### The request
In full and without deviation, write out the entries that follow.

[Dataset items]
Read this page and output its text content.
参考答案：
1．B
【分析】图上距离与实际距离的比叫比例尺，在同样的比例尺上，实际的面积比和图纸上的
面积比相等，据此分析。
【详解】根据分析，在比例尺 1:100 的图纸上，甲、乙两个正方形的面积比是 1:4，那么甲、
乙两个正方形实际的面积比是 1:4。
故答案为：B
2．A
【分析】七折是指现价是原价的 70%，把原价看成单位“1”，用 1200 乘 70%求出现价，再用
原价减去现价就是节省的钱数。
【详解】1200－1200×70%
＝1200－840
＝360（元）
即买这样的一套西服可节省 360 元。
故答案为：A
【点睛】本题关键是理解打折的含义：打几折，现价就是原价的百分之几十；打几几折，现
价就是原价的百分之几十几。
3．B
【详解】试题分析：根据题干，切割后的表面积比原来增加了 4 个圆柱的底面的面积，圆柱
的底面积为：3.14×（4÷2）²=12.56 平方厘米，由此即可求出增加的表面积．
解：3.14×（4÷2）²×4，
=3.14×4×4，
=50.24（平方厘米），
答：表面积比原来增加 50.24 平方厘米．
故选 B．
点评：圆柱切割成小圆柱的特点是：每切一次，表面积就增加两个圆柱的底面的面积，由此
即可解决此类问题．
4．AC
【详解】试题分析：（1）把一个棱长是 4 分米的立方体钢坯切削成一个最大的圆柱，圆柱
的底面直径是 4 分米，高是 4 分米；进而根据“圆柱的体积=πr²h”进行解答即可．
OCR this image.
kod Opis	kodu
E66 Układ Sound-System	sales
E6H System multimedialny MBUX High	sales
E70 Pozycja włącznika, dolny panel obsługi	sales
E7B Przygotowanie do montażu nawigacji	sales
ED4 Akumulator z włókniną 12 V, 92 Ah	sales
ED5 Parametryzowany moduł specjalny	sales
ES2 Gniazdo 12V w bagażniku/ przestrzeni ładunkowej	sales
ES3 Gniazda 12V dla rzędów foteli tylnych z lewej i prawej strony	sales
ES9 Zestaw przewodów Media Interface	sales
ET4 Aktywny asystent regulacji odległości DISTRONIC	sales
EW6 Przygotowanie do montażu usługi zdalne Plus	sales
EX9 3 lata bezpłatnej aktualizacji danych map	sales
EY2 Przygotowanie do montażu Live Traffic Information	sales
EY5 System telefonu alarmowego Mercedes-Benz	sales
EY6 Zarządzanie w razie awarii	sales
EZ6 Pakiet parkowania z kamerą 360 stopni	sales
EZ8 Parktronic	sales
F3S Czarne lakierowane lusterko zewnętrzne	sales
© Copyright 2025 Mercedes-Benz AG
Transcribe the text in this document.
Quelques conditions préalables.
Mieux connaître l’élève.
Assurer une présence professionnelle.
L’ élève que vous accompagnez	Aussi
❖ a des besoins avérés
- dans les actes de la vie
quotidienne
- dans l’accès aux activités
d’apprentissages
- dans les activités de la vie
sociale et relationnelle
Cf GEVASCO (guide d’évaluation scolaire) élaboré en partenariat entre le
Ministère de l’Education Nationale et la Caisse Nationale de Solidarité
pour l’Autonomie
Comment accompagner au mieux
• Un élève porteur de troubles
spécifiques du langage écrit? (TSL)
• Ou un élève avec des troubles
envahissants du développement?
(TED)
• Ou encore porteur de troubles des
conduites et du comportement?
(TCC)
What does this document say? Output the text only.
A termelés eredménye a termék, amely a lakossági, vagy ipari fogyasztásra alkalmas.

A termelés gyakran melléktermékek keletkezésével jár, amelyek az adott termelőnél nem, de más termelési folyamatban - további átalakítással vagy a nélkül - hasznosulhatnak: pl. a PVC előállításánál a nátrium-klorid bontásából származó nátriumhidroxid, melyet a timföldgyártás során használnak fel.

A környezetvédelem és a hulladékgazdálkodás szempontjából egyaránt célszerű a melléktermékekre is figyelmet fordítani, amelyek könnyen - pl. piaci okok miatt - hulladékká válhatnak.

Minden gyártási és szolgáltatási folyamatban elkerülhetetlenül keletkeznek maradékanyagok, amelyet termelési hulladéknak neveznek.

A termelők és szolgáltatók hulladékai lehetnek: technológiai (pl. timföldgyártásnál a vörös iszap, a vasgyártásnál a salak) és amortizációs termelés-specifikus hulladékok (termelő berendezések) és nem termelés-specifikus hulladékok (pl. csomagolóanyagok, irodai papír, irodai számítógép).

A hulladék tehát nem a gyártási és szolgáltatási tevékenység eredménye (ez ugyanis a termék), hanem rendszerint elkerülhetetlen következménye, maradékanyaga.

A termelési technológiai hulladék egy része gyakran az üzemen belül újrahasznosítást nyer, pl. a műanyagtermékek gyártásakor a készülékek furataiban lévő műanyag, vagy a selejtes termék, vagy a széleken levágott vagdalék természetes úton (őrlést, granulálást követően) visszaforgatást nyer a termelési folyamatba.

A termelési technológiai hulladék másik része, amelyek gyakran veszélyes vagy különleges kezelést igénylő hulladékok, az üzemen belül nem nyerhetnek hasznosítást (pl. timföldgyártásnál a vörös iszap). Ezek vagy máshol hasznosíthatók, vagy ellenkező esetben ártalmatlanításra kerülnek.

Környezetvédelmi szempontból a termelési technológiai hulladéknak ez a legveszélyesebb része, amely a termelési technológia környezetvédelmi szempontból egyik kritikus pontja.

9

### Solution for this exercise
Read this page and output its text content.
参考答案：
1．B
【分析】图上距离与实际距离的比叫比例尺，在同样的比例尺上，实际的面积比和图纸上的
面积比相等，据此分析。
【详解】根据分析，在比例尺 1:100 的图纸上，甲、乙两个正方形的面积比是 1:4，那么甲、
乙两个正方形实际的面积比是 1:4。
故答案为：B
2．A
【分析】七折是指现价是原价的 70%，把原价看成单位“1”，用 1200 乘 70%求出现价，再用
原价减去现价就是节省的钱数。
【详解】1200－1200×70%
＝1200－840
＝360（元）
即买这样的一套西服可节省 360 元。
故答案为：A
【点睛】本题关键是理解打折的含义：打几折，现价就是原价的百分之几十；打几几折，现
价就是原价的百分之几十几。
3．B
【详解】试题分析：根据题干，切割后的表面积比原来增加了 4 个圆柱的底面的面积，圆柱
的底面积为：3.14×（4÷2）²=12.56 平方厘米，由此即可求出增加的表面积．
解：3.14×（4÷2）²×4，
=3.14×4×4，
=50.24（平方厘米），
答：表面积比原来增加 50.24 平方厘米．
故选 B．
点评：圆柱切割成小圆柱的特点是：每切一次，表面积就增加两个圆柱的底面的面积，由此
即可解决此类问题．
4．AC
【详解】试题分析：（1）把一个棱长是 4 分米的立方体钢坯切削成一个最大的圆柱，圆柱
的底面直径是 4 分米，高是 4 分米；进而根据“圆柱的体积=πr²h”进行解答即可．
OCR this image.
kod Opis	kodu
E66 Układ Sound-System	sales
E6H System multimedialny MBUX High	sales
E70 Pozycja włącznika, dolny panel obsługi	sales
E7B Przygotowanie do montażu nawigacji	sales
ED4 Akumulator z włókniną 12 V, 92 Ah	sales
ED5 Parametryzowany moduł specjalny	sales
ES2 Gniazdo 12V w bagażniku/ przestrzeni ładunkowej	sales
ES3 Gniazda 12V dla rzędów foteli tylnych z lewej i prawej strony	sales
ES9 Zestaw przewodów Media Interface	sales
ET4 Aktywny asystent regulacji odległości DISTRONIC	sales
EW6 Przygotowanie do montażu usługi zdalne Plus	sales
EX9 3 lata bezpłatnej aktualizacji danych map	sales
EY2 Przygotowanie do montażu Live Traffic Information	sales
EY5 System telefonu alarmowego Mercedes-Benz	sales
EY6 Zarządzanie w razie awarii	sales
EZ6 Pakiet parkowania z kamerą 360 stopni	sales
EZ8 Parktronic	sales
F3S Czarne lakierowane lusterko zewnętrzne	sales
© Copyright 2025 Mercedes-Benz AG
Transcribe the text in this document.
Quelques conditions préalables.
Mieux connaître l’élève.
Assurer une présence professionnelle.
L’ élève que vous accompagnez	Aussi
❖ a des besoins avérés
- dans les actes de la vie
quotidienne
- dans l’accès aux activités
d’apprentissages
- dans les activités de la vie
sociale et relationnelle
Cf GEVASCO (guide d’évaluation scolaire) élaboré en partenariat entre le
Ministère de l’Education Nationale et la Caisse Nationale de Solidarité
pour l’Autonomie
Comment accompagner au mieux
• Un élève porteur de troubles
spécifiques du langage écrit? (TSL)
• Ou un élève avec des troubles
envahissants du développement?
(TED)
• Ou encore porteur de troubles des
conduites et du comportement?
(TCC)
What does this document say? Output the text only.
A termelés eredménye a termék, amely a lakossági, vagy ipari fogyasztásra alkalmas.

A termelés gyakran melléktermékek keletkezésével jár, amelyek az adott termelőnél nem, de más termelési folyamatban - további átalakítással vagy a nélkül - hasznosulhatnak: pl. a PVC előállításánál a nátrium-klorid bontásából származó nátriumhidroxid, melyet a timföldgyártás során használnak fel.

A környezetvédelem és a hulladékgazdálkodás szempontjából egyaránt célszerű a melléktermékekre is figyelmet fordítani, amelyek könnyen - pl. piaci okok miatt - hulladékká válhatnak.

Minden gyártási és szolgáltatási folyamatban elkerülhetetlenül keletkeznek maradékanyagok, amelyet termelési hulladéknak neveznek.

A termelők és szolgáltatók hulladékai lehetnek: technológiai (pl. timföldgyártásnál a vörös iszap, a vasgyártásnál a salak) és amortizációs termelés-specifikus hulladékok (termelő berendezések) és nem termelés-specifikus hulladékok (pl. csomagolóanyagok, irodai papír, irodai számítógép).

A hulladék tehát nem a gyártási és szolgáltatási tevékenység eredménye (ez ugyanis a termék), hanem rendszerint elkerülhetetlen következménye, maradékanyaga.

A termelési technológiai hulladék egy része gyakran az üzemen belül újrahasznosítást nyer, pl. a műanyagtermékek gyártásakor a készülékek furataiban lévő műanyag, vagy a selejtes termék, vagy a széleken levágott vagdalék természetes úton (őrlést, granulálást követően) visszaforgatást nyer a termelési folyamatba.

A termelési technológiai hulladék másik része, amelyek gyakran veszélyes vagy különleges kezelést igénylő hulladékok, az üzemen belül nem nyerhetnek hasznosítást (pl. timföldgyártásnál a vörös iszap). Ezek vagy máshol hasznosíthatók, vagy ellenkező esetben ártalmatlanításra kerülnek.

Környezetvédelmi szempontból a termelési technológiai hulladéknak ez a legveszélyesebb része, amely a termelési technológia környezetvédelmi szempontból egyik kritikus pontja.

9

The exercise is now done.